▸ Problem to solve:
Below are some entries; can you quote all of them exactly?

[Stored items]
◆ ◆ ◆ ◆ ◆
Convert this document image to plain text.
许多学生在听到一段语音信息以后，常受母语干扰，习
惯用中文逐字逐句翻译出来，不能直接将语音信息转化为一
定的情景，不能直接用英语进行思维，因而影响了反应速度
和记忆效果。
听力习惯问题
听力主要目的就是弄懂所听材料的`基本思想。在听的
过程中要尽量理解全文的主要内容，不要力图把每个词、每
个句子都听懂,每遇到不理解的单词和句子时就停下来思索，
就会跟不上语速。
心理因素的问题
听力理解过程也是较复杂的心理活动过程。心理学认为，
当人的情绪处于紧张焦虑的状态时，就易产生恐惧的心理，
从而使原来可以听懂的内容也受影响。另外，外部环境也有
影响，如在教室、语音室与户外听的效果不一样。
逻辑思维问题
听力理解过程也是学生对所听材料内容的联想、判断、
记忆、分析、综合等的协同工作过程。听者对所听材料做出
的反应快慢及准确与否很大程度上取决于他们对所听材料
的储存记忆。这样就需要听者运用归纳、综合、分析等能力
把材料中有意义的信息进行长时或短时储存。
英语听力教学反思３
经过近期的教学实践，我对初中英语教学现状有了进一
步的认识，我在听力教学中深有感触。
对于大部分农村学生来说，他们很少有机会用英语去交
◆ ◆ ◆ ◆ ◆
▸ Written solution:
Convert this document image to plain text.
许多学生在听到一段语音信息以后，常受母语干扰，习
惯用中文逐字逐句翻译出来，不能直接将语音信息转化为一
定的情景，不能直接用英语进行思维，因而影响了反应速度
和记忆效果。
听力习惯问题
听力主要目的就是弄懂所听材料的`基本思想。在听的
过程中要尽量理解全文的主要内容，不要力图把每个词、每
个句子都听懂,每遇到不理解的单词和句子时就停下来思索，
就会跟不上语速。
心理因素的问题
听力理解过程也是较复杂的心理活动过程。心理学认为，
当人的情绪处于紧张焦虑的状态时，就易产生恐惧的心理，
从而使原来可以听懂的内容也受影响。另外，外部环境也有
影响，如在教室、语音室与户外听的效果不一样。
逻辑思维问题
听力理解过程也是学生对所听材料内容的联想、判断、
记忆、分析、综合等的协同工作过程。听者对所听材料做出
的反应快慢及准确与否很大程度上取决于他们对所听材料
的储存记忆。这样就需要听者运用归纳、综合、分析等能力
把材料中有意义的信息进行长时或短时储存。
英语听力教学反思３
经过近期的教学实践，我对初中英语教学现状有了进一
步的认识，我在听力教学中深有感触。
对于大部分农村学生来说，他们很少有机会用英语去交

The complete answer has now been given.